━━━━━ Data to use

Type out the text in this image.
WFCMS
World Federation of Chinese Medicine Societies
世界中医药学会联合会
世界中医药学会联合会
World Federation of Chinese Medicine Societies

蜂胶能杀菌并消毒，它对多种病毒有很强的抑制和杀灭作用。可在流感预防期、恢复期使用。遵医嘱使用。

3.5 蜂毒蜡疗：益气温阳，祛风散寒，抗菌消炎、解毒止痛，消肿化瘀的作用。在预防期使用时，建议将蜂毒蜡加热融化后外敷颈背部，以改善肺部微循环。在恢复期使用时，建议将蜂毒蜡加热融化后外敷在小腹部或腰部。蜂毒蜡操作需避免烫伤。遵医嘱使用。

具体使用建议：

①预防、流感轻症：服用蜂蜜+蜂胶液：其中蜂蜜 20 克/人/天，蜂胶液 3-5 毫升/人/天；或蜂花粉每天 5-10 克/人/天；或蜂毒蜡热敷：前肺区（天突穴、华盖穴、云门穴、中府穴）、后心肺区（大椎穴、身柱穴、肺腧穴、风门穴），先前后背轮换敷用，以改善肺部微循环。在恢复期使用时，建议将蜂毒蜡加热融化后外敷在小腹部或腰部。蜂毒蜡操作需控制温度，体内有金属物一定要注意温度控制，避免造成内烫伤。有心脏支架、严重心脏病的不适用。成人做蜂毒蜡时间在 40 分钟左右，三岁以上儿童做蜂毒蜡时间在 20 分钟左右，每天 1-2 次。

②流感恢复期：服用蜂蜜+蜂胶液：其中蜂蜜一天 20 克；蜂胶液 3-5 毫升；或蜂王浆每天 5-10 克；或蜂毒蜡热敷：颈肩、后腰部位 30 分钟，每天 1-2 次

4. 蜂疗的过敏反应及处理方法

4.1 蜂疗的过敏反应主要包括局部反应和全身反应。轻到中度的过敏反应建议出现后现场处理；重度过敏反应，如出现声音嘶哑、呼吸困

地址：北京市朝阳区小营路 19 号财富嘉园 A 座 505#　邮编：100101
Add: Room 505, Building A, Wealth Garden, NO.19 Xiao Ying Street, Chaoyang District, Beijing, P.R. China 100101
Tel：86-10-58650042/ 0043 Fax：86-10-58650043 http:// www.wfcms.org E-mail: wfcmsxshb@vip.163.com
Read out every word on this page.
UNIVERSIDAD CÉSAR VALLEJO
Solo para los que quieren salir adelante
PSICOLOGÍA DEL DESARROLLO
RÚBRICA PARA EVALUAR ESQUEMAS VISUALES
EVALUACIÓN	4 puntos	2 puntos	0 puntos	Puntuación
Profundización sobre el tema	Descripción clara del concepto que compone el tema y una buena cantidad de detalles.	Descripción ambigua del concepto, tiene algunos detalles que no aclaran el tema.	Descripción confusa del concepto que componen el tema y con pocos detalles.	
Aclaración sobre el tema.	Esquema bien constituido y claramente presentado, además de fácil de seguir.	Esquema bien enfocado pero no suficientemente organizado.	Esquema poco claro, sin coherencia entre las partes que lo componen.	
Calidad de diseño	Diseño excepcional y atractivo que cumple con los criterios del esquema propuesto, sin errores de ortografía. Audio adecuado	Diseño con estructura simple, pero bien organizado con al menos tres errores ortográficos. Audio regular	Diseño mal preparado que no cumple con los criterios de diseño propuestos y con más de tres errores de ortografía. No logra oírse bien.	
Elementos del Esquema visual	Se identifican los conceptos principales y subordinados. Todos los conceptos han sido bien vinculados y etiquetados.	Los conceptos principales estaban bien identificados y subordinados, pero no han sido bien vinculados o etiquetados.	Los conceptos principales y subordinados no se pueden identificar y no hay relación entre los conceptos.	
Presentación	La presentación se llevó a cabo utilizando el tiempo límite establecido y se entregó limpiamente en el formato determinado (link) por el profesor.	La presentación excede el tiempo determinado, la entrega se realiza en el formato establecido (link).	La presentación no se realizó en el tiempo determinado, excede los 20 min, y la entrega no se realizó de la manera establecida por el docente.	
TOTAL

━━━━━━━━━━

## Job:
Gather each line of the listing containing the word "sobre" and show it.

## Task result:
Profundización sobre el tema	Descripción clara del concepto que compone el tema y una buena cantidad de detalles.	Descripción ambigua del concepto, tiene algunos detalles que no aclaran el tema.	Descripción confusa del concepto que componen el tema y con pocos detalles.	
Aclaración sobre el tema.	Esquema bien constituido y claramente presentado, además de fácil de seguir.	Esquema bien enfocado pero no suficientemente organizado.	Esquema poco claro, sin coherencia entre las partes que lo componen.	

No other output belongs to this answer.